* **WHAT THE EXERCISE ASKS**:
Reproduce every line of the material below without changing a single character.

* **Collected data**:
::::::::
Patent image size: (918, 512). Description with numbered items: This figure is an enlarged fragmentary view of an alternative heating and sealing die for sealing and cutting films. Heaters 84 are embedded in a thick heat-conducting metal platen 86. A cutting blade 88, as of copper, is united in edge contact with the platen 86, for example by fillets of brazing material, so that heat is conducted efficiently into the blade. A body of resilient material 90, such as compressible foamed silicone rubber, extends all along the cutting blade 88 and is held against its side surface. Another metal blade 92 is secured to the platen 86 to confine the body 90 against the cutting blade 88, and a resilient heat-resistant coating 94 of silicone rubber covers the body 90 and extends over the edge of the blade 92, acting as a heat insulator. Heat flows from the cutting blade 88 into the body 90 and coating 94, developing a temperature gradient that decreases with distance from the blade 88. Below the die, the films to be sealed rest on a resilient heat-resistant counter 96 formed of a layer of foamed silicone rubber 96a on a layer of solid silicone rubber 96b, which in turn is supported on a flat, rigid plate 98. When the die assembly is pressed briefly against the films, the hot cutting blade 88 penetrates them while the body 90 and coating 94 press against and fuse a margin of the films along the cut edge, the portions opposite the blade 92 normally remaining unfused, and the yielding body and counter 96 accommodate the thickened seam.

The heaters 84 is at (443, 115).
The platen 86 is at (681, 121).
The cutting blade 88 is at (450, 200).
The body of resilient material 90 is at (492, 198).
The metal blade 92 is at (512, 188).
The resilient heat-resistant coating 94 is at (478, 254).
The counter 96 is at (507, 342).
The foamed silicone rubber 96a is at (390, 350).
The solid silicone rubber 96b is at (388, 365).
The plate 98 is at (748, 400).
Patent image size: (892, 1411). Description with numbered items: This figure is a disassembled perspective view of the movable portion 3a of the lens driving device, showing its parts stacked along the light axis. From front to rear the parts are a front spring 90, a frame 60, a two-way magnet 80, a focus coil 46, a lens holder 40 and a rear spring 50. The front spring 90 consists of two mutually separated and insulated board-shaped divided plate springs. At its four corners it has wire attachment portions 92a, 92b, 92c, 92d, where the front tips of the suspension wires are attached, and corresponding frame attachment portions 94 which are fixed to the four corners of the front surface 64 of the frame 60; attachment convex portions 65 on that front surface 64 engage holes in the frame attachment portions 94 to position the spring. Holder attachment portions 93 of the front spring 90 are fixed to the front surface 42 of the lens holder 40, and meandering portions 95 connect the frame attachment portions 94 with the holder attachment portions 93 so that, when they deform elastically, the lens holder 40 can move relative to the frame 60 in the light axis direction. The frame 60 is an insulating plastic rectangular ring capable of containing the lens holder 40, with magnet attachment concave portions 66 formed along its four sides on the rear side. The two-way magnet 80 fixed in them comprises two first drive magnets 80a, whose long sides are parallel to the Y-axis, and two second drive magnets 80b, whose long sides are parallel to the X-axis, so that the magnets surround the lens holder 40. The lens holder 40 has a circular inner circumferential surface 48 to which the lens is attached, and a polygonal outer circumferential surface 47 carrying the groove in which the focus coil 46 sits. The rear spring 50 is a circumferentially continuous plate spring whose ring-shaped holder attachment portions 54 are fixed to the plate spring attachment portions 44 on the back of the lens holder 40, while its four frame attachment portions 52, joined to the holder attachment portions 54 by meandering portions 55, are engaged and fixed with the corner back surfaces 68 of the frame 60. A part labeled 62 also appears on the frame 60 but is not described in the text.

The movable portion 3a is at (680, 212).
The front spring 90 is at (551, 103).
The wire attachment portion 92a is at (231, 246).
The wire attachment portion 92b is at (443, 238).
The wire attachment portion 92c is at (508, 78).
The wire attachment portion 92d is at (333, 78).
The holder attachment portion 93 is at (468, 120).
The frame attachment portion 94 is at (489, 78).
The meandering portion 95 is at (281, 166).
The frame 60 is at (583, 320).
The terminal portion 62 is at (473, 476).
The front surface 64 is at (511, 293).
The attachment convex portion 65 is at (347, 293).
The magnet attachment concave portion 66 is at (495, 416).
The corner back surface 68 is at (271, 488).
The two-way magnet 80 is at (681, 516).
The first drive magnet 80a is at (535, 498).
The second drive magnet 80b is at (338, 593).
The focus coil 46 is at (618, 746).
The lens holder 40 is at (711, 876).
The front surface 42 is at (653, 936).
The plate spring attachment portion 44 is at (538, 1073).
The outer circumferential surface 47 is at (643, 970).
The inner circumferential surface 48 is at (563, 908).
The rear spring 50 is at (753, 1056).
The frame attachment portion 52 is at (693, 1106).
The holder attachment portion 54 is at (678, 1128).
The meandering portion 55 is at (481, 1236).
::::::::
* **EXPECTED OUTPUT**:
Patent image size: (918, 512). Description with numbered items: This figure is an enlarged fragmentary view of an alternative heating and sealing die for sealing and cutting films. Heaters 84 are embedded in a thick heat-conducting metal platen 86. A cutting blade 88, as of copper, is united in edge contact with the platen 86, for example by fillets of brazing material, so that heat is conducted efficiently into the blade. A body of resilient material 90, such as compressible foamed silicone rubber, extends all along the cutting blade 88 and is held against its side surface. Another metal blade 92 is secured to the platen 86 to confine the body 90 against the cutting blade 88, and a resilient heat-resistant coating 94 of silicone rubber covers the body 90 and extends over the edge of the blade 92, acting as a heat insulator. Heat flows from the cutting blade 88 into the body 90 and coating 94, developing a temperature gradient that decreases with distance from the blade 88. Below the die, the films to be sealed rest on a resilient heat-resistant counter 96 formed of a layer of foamed silicone rubber 96a on a layer of solid silicone rubber 96b, which in turn is supported on a flat, rigid plate 98. When the die assembly is pressed briefly against the films, the hot cutting blade 88 penetrates them while the body 90 and coating 94 press against and fuse a margin of the films along the cut edge, the portions opposite the blade 92 normally remaining unfused, and the yielding body and counter 96 accommodate the thickened seam.

The heaters 84 is at (443, 115).
The platen 86 is at (681, 121).
The cutting blade 88 is at (450, 200).
The body of resilient material 90 is at (492, 198).
The metal blade 92 is at (512, 188).
The resilient heat-resistant coating 94 is at (478, 254).
The counter 96 is at (507, 342).
The foamed silicone rubber 96a is at (390, 350).
The solid silicone rubber 96b is at (388, 365).
The plate 98 is at (748, 400).
Patent image size: (892, 1411). Description with numbered items: This figure is a disassembled perspective view of the movable portion 3a of the lens driving device, showing its parts stacked along the light axis. From front to rear the parts are a front spring 90, a frame 60, a two-way magnet 80, a focus coil 46, a lens holder 40 and a rear spring 50. The front spring 90 consists of two mutually separated and insulated board-shaped divided plate springs. At its four corners it has wire attachment portions 92a, 92b, 92c, 92d, where the front tips of the suspension wires are attached, and corresponding frame attachment portions 94 which are fixed to the four corners of the front surface 64 of the frame 60; attachment convex portions 65 on that front surface 64 engage holes in the frame attachment portions 94 to position the spring. Holder attachment portions 93 of the front spring 90 are fixed to the front surface 42 of the lens holder 40, and meandering portions 95 connect the frame attachment portions 94 with the holder attachment portions 93 so that, when they deform elastically, the lens holder 40 can move relative to the frame 60 in the light axis direction. The frame 60 is an insulating plastic rectangular ring capable of containing the lens holder 40, with magnet attachment concave portions 66 formed along its four sides on the rear side. The two-way magnet 80 fixed in them comprises two first drive magnets 80a, whose long sides are parallel to the Y-axis, and two second drive magnets 80b, whose long sides are parallel to the X-axis, so that the magnets surround the lens holder 40. The lens holder 40 has a circular inner circumferential surface 48 to which the lens is attached, and a polygonal outer circumferential surface 47 carrying the groove in which the focus coil 46 sits. The rear spring 50 is a circumferentially continuous plate spring whose ring-shaped holder attachment portions 54 are fixed to the plate spring attachment portions 44 on the back of the lens holder 40, while its four frame attachment portions 52, joined to the holder attachment portions 54 by meandering portions 55, are engaged and fixed with the corner back surfaces 68 of the frame 60. A part labeled 62 also appears on the frame 60 but is not described in the text.

The movable portion 3a is at (680, 212).
The front spring 90 is at (551, 103).
The wire attachment portion 92a is at (231, 246).
The wire attachment portion 92b is at (443, 238).
The wire attachment portion 92c is at (508, 78).
The wire attachment portion 92d is at (333, 78).
The holder attachment portion 93 is at (468, 120).
The frame attachment portion 94 is at (489, 78).
The meandering portion 95 is at (281, 166).
The frame 60 is at (583, 320).
The terminal portion 62 is at (473, 476).
The front surface 64 is at (511, 293).
The attachment convex portion 65 is at (347, 293).
The magnet attachment concave portion 66 is at (495, 416).
The corner back surface 68 is at (271, 488).
The two-way magnet 80 is at (681, 516).
The first drive magnet 80a is at (535, 498).
The second drive magnet 80b is at (338, 593).
The focus coil 46 is at (618, 746).
The lens holder 40 is at (711, 876).
The front surface 42 is at (653, 936).
The plate spring attachment portion 44 is at (538, 1073).
The outer circumferential surface 47 is at (643, 970).
The inner circumferential surface 48 is at (563, 908).
The rear spring 50 is at (753, 1056).
The frame attachment portion 52 is at (693, 1106).
The holder attachment portion 54 is at (678, 1128).
The meandering portion 55 is at (481, 1236).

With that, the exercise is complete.